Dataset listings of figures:

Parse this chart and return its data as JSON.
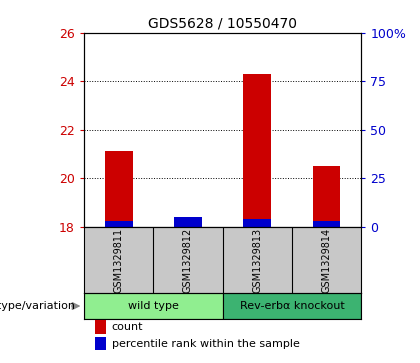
{
  "title": "GDS5628 / 10550470",
  "samples": [
    "GSM1329811",
    "GSM1329812",
    "GSM1329813",
    "GSM1329814"
  ],
  "groups": [
    {
      "name": "wild type",
      "color": "#90EE90",
      "start": 0,
      "end": 2
    },
    {
      "name": "Rev-erbα knockout",
      "color": "#3CB371",
      "start": 2,
      "end": 4
    }
  ],
  "counts": [
    21.1,
    18.2,
    24.3,
    20.5
  ],
  "percentile_ranks": [
    3,
    5,
    4,
    3
  ],
  "ylim_left": [
    18,
    26
  ],
  "ylim_right": [
    0,
    100
  ],
  "yticks_left": [
    18,
    20,
    22,
    24,
    26
  ],
  "yticks_right": [
    0,
    25,
    50,
    75,
    100
  ],
  "ytick_labels_right": [
    "0",
    "25",
    "50",
    "75",
    "100%"
  ],
  "bar_width": 0.4,
  "count_color": "#CC0000",
  "percentile_color": "#0000CC",
  "sample_box_color": "#C8C8C8",
  "plot_bg_color": "#ffffff",
  "group_label": "genotype/variation",
  "legend_count": "count",
  "legend_percentile": "percentile rank within the sample"
}
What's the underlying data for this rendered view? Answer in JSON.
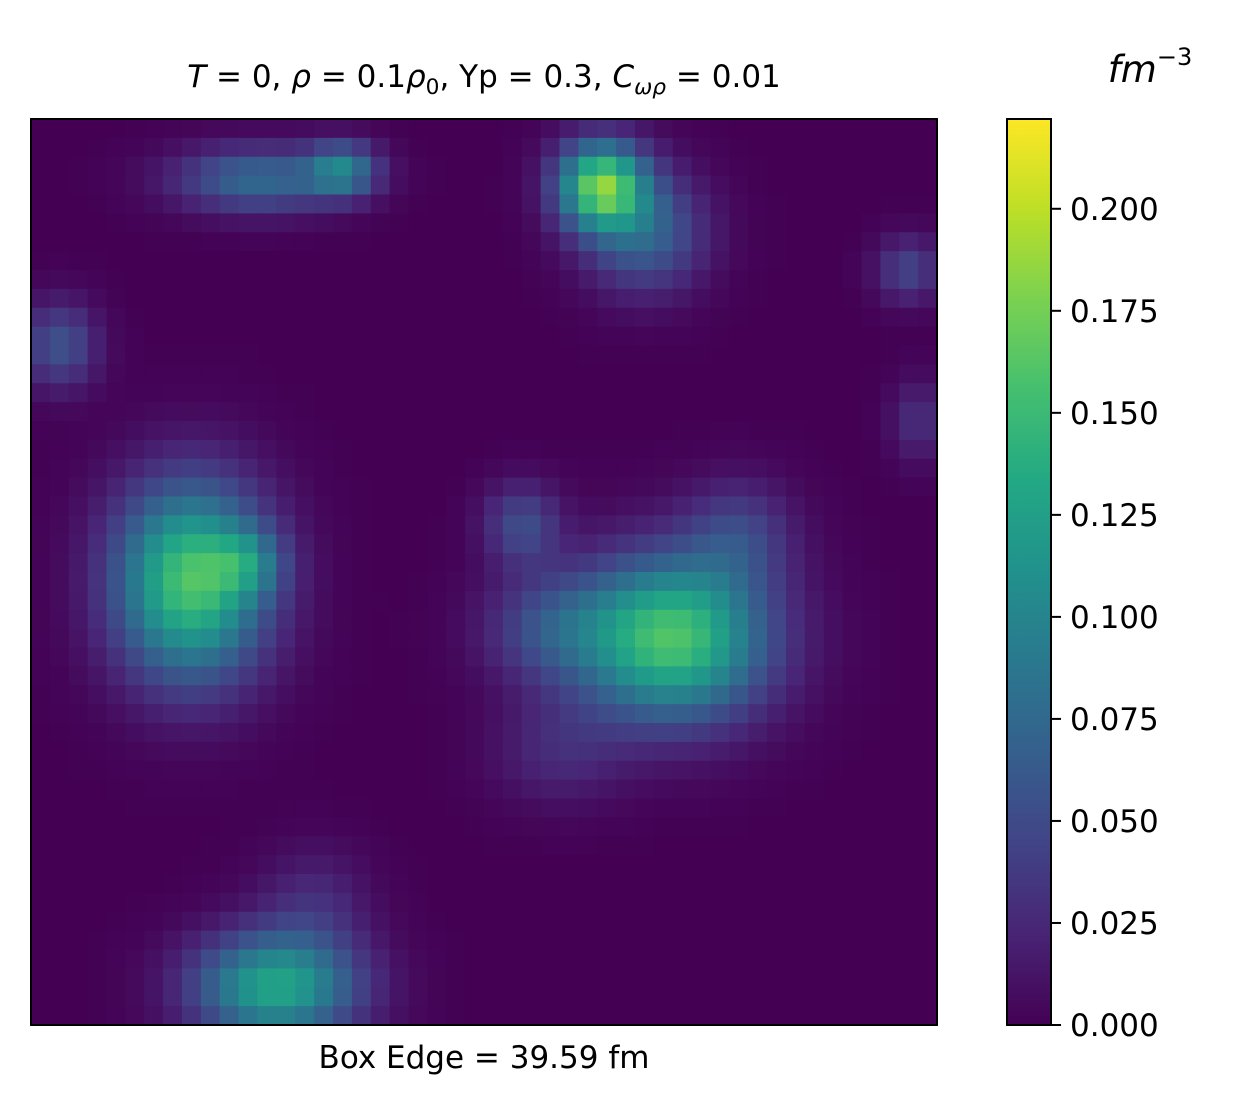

**TASK TO COMPLETE**
Omit pictures; set down the rest of the material word for word.

**WRITTEN RESPONSE**
Parse this chart and return its data as JSON.
{
  "title": "GDS5628 / 10550470",
  "samples": [
    "GSM1329811",
    "GSM1329812",
    "GSM1329813",
    "GSM1329814"
  ],
  "groups": [
    {
      "name": "wild type",
      "color": "#90EE90",
      "start": 0,
      "end": 2
    },
    {
      "name": "Rev-erbα knockout",
      "color": "#3CB371",
      "start": 2,
      "end": 4
    }
  ],
  "counts": [
    21.1,
    18.2,
    24.3,
    20.5
  ],
  "percentile_ranks": [
    3,
    5,
    4,
    3
  ],
  "ylim_left": [
    18,
    26
  ],
  "ylim_right": [
    0,
    100
  ],
  "yticks_left": [
    18,
    20,
    22,
    24,
    26
  ],
  "yticks_right": [
    0,
    25,
    50,
    75,
    100
  ],
  "ytick_labels_right": [
    "0",
    "25",
    "50",
    "75",
    "100%"
  ],
  "bar_width": 0.4,
  "count_color": "#CC0000",
  "percentile_color": "#0000CC",
  "sample_box_color": "#C8C8C8",
  "plot_bg_color": "#ffffff",
  "group_label": "genotype/variation",
  "legend_count": "count",
  "legend_percentile": "percentile rank within the sample"
}
What's the underlying data for this rendered view? Answer in JSON.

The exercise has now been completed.